◆ **Records provided**
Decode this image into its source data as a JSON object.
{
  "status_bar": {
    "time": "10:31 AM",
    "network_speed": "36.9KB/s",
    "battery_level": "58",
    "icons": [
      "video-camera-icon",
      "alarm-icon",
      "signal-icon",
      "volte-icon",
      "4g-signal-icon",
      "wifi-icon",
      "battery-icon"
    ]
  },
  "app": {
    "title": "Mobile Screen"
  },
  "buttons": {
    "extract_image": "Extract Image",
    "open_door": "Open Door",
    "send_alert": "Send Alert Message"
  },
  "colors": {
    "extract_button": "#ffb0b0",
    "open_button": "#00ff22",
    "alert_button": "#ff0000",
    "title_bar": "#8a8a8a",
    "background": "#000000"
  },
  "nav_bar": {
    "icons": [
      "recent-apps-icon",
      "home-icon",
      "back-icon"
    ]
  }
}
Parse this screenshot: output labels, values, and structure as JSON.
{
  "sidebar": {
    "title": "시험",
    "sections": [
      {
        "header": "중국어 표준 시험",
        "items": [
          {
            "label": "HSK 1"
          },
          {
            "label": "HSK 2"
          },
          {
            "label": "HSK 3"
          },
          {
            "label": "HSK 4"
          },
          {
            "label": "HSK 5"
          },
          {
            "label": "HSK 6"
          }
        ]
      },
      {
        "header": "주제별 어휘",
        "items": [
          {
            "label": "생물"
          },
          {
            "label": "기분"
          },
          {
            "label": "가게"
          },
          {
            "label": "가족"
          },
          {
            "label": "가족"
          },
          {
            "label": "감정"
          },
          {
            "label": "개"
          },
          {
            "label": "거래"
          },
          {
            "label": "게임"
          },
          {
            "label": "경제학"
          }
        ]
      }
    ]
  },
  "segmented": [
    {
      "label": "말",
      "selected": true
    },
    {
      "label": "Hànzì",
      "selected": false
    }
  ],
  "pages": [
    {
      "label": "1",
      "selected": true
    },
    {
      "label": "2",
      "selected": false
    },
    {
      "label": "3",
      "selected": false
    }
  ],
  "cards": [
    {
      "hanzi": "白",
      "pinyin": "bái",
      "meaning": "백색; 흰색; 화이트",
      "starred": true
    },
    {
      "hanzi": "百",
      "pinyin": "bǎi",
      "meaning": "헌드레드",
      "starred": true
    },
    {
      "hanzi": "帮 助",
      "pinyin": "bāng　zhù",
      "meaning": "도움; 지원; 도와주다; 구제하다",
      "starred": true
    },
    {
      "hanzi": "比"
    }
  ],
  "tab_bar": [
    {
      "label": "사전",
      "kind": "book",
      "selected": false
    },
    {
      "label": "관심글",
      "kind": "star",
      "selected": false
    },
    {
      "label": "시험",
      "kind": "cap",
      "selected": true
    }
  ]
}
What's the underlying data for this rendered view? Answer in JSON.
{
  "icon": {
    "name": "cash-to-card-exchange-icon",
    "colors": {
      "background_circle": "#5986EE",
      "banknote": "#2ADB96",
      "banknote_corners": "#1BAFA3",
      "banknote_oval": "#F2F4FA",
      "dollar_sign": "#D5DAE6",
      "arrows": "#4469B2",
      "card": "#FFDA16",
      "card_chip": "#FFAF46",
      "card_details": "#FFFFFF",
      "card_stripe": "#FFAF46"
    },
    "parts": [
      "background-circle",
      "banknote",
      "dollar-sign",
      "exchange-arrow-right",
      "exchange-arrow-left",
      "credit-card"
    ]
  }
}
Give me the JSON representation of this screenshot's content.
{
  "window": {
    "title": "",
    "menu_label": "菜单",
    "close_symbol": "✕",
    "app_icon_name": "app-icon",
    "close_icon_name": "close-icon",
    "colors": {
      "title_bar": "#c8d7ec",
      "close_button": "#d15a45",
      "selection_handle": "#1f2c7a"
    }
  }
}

◆ **Short exercise**
Pull out each line of the records holding the string "screenshot".

◆ **Right answer**
Parse this screenshot: output labels, values, and structure as JSON.
Give me the JSON representation of this screenshot's content.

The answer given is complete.